#### [Work instructions]
Give back the full listing, character for character, with no pictures.

#### [Record list]

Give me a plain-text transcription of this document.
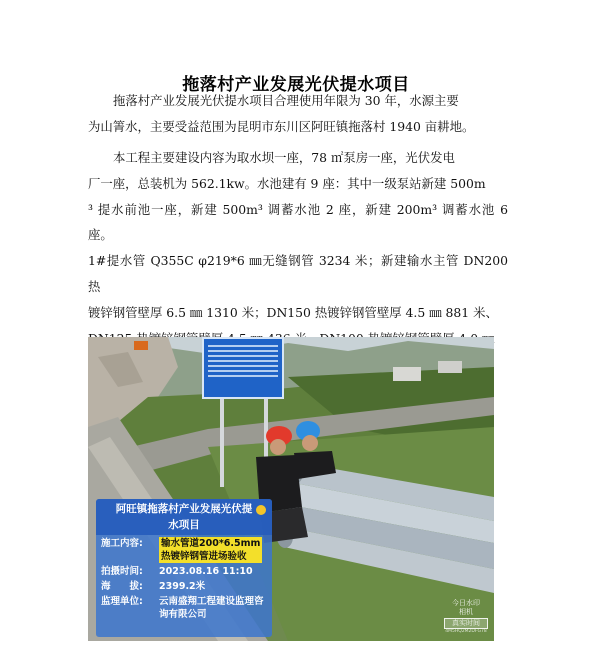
拖落村产业发展光伏提水项目
拖落村产业发展光伏提水项目合理使用年限为 30 年，水源主要
为山箐水，主要受益范围为昆明市东川区阿旺镇拖落村 1940 亩耕地。
本工程主要建设内容为取水坝一座，78 ㎡泵房一座，光伏发电
厂一座，总装机为 562.1kw。水池建有 9 座：其中一级泵站新建 500m
³ 提水前池一座，新建 500m³ 调蓄水池 2 座，新建 200m³ 调蓄水池 6 座。
1#提水管 Q355C φ219*6 ㎜无缝钢管 3234 米；新建输水主管 DN200 热
镀锌钢管壁厚 6.5 ㎜ 1310 米；DN150 热镀锌钢管壁厚 4.5 ㎜ 881 米、

阿旺镇拖落村产业发展光伏提
水项目
施工内容:	输水管道200*6.5mm
热镀锌钢管进场验收
拍摄时间:	2023.08.16 11:10
海　　拔:	2399.2米
监理单位:	云南盛翔工程建设监理咨
询有限公司
今日水印
相机
真实时间
4M5HQ2M2DFG78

#### [Written response]
Give me a plain-text transcription of this document.
拖落村产业发展光伏提水项目
拖落村产业发展光伏提水项目合理使用年限为 30 年，水源主要
为山箐水，主要受益范围为昆明市东川区阿旺镇拖落村 1940 亩耕地。
本工程主要建设内容为取水坝一座，78 ㎡泵房一座，光伏发电
厂一座，总装机为 562.1kw。水池建有 9 座：其中一级泵站新建 500m
³ 提水前池一座，新建 500m³ 调蓄水池 2 座，新建 200m³ 调蓄水池 6 座。
1#提水管 Q355C φ219*6 ㎜无缝钢管 3234 米；新建输水主管 DN200 热
镀锌钢管壁厚 6.5 ㎜ 1310 米；DN150 热镀锌钢管壁厚 4.5 ㎜ 881 米、

阿旺镇拖落村产业发展光伏提
水项目
施工内容:	输水管道200*6.5mm
热镀锌钢管进场验收
拍摄时间:	2023.08.16 11:10
海　　拔:	2399.2米
监理单位:	云南盛翔工程建设监理咨
询有限公司
今日水印
相机
真实时间
4M5HQ2M2DFG78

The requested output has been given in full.